Records for the task:
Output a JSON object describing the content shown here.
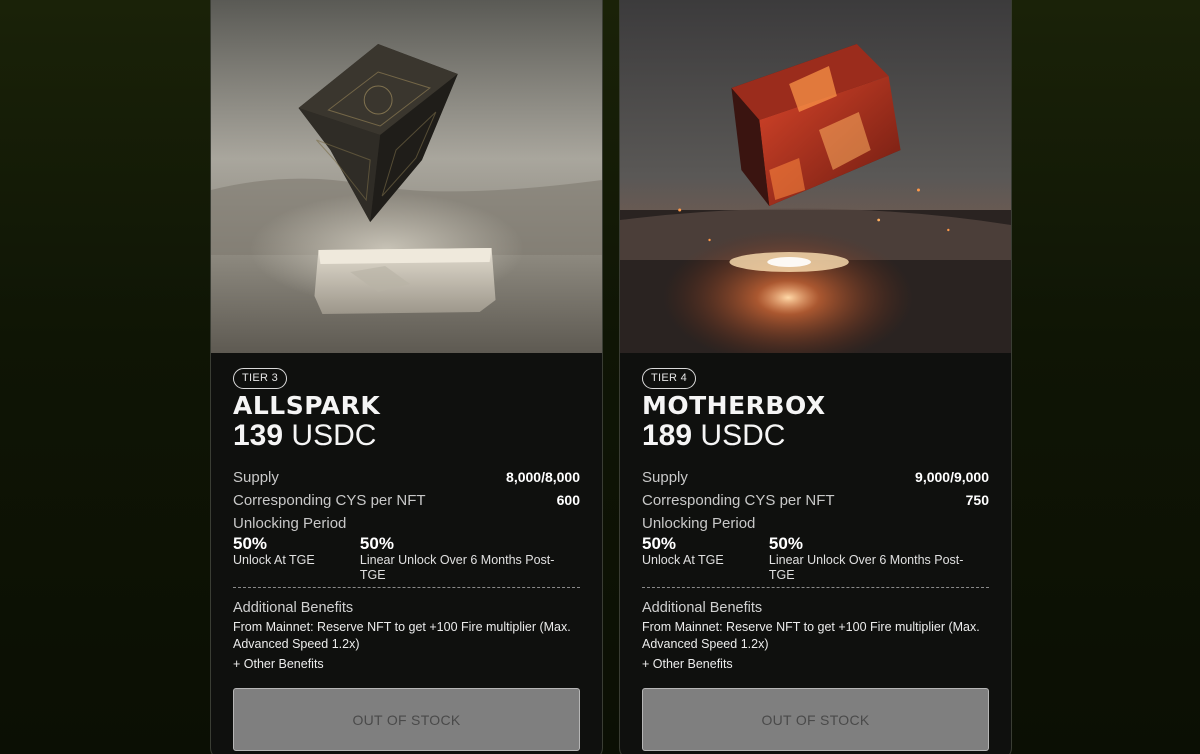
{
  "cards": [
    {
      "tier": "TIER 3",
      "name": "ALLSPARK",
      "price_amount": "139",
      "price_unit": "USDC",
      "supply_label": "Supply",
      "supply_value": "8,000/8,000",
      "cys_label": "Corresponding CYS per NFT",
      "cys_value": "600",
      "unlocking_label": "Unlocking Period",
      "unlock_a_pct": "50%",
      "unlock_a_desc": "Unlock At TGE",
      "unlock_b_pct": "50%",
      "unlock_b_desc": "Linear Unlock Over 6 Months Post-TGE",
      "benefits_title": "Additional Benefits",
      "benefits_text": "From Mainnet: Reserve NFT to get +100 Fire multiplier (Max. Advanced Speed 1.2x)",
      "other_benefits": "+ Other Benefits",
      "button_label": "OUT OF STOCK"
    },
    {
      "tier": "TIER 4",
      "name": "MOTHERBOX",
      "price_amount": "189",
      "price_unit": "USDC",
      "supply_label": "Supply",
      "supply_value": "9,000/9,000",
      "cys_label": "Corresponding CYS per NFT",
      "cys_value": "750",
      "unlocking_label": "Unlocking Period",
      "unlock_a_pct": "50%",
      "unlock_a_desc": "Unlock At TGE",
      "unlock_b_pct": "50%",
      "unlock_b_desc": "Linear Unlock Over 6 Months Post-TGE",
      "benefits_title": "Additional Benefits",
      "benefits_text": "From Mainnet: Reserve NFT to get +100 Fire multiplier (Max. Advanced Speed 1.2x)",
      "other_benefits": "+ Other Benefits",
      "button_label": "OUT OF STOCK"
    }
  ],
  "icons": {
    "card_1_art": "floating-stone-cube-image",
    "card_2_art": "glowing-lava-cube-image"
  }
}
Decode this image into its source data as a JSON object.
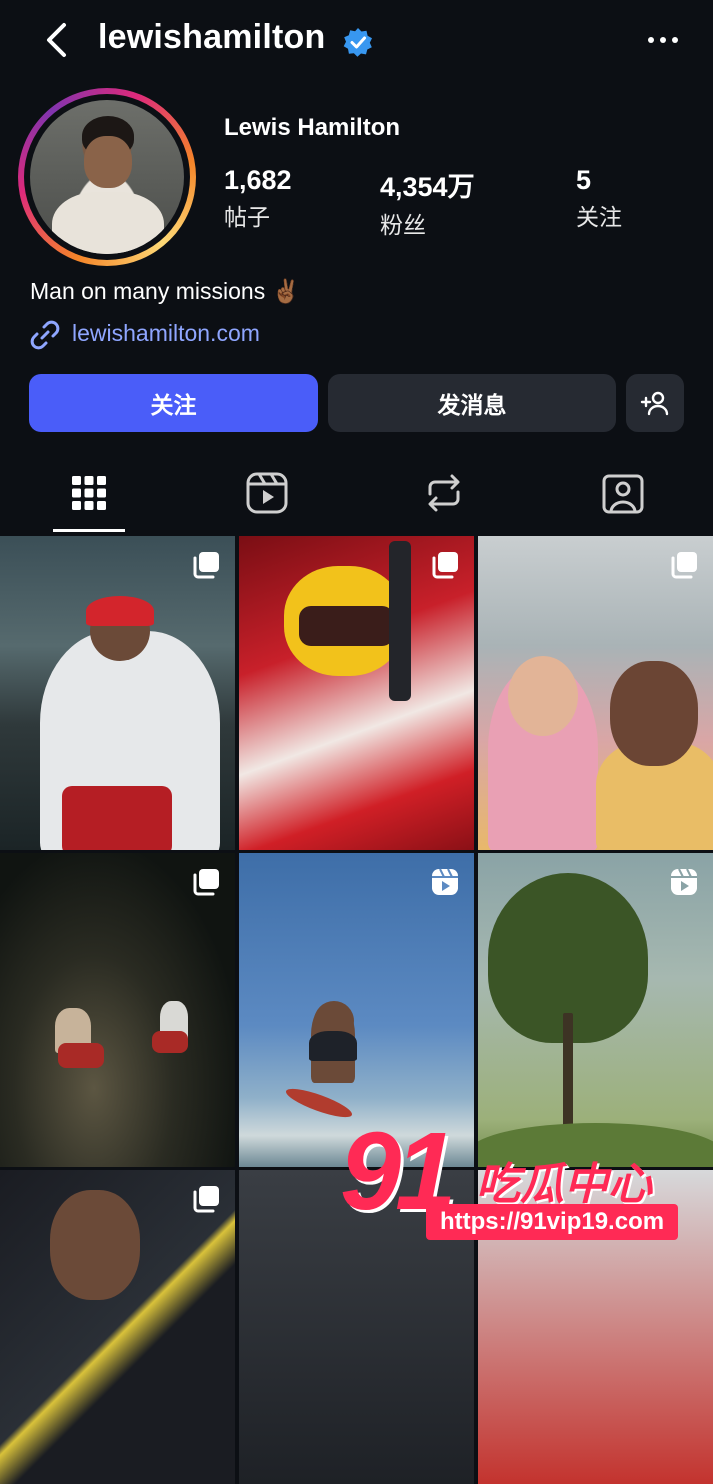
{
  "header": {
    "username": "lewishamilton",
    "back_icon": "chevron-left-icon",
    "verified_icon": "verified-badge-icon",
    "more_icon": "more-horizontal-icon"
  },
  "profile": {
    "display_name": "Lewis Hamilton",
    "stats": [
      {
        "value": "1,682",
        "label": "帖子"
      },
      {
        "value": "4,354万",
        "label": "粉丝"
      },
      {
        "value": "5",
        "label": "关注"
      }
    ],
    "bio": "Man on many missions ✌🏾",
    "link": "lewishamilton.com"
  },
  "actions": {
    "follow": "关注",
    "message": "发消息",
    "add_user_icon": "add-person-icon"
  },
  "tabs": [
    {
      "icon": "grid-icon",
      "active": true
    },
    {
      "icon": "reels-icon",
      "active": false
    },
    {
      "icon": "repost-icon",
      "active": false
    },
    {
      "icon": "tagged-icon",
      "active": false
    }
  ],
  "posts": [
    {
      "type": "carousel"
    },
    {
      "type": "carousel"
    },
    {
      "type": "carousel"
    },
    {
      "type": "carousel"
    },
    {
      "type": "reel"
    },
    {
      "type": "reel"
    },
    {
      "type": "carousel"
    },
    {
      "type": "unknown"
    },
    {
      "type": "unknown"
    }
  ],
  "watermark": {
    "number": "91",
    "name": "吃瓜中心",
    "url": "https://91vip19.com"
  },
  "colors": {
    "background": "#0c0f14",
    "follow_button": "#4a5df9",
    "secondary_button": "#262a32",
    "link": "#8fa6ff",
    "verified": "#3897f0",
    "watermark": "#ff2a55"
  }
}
--
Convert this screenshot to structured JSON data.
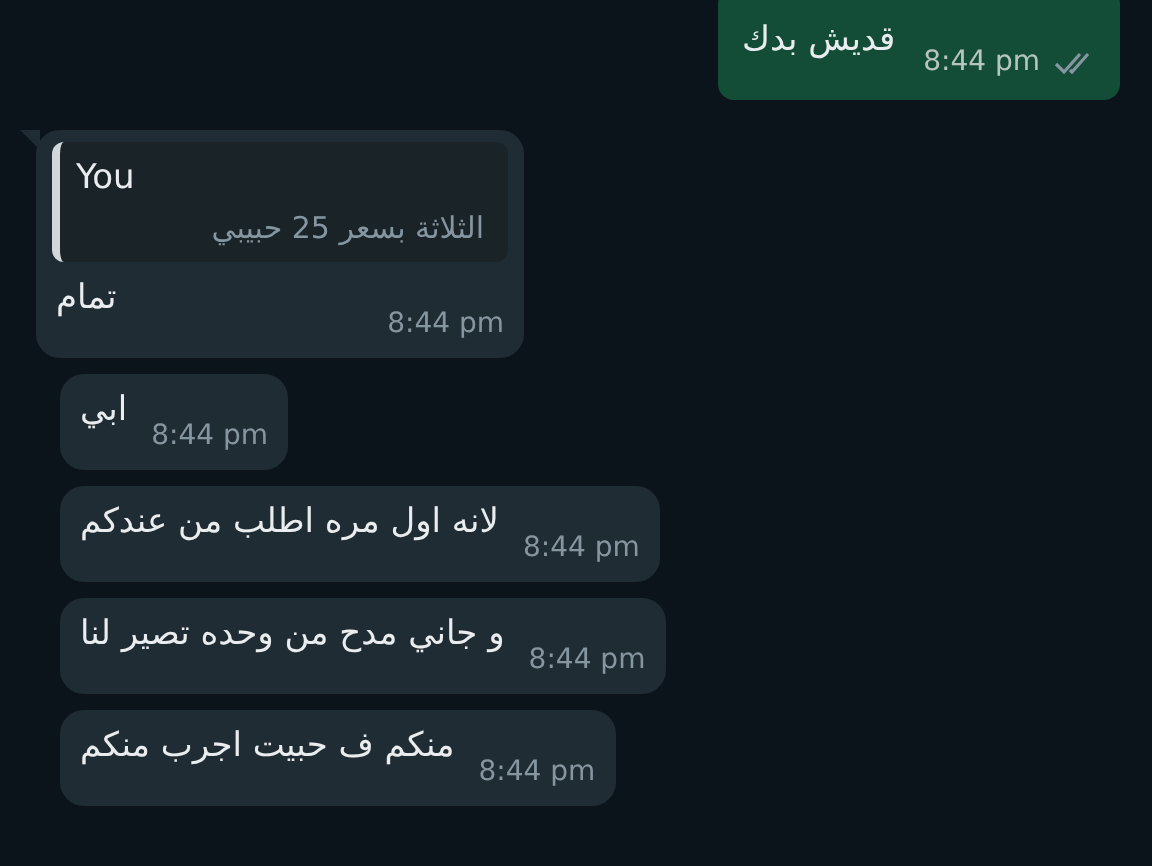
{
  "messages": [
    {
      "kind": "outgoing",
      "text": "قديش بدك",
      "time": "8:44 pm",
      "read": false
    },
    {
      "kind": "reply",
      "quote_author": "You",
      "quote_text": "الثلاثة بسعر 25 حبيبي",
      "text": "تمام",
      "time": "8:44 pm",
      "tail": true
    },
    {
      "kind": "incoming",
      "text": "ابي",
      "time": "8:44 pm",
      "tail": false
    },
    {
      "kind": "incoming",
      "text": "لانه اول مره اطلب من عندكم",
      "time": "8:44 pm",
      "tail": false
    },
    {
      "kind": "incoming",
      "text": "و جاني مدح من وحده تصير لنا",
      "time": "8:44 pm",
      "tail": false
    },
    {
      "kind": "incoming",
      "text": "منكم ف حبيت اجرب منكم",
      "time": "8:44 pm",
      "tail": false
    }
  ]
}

Goal: Only a number is wanted: how many lines of the material include the word "link".

Exercise answer: 2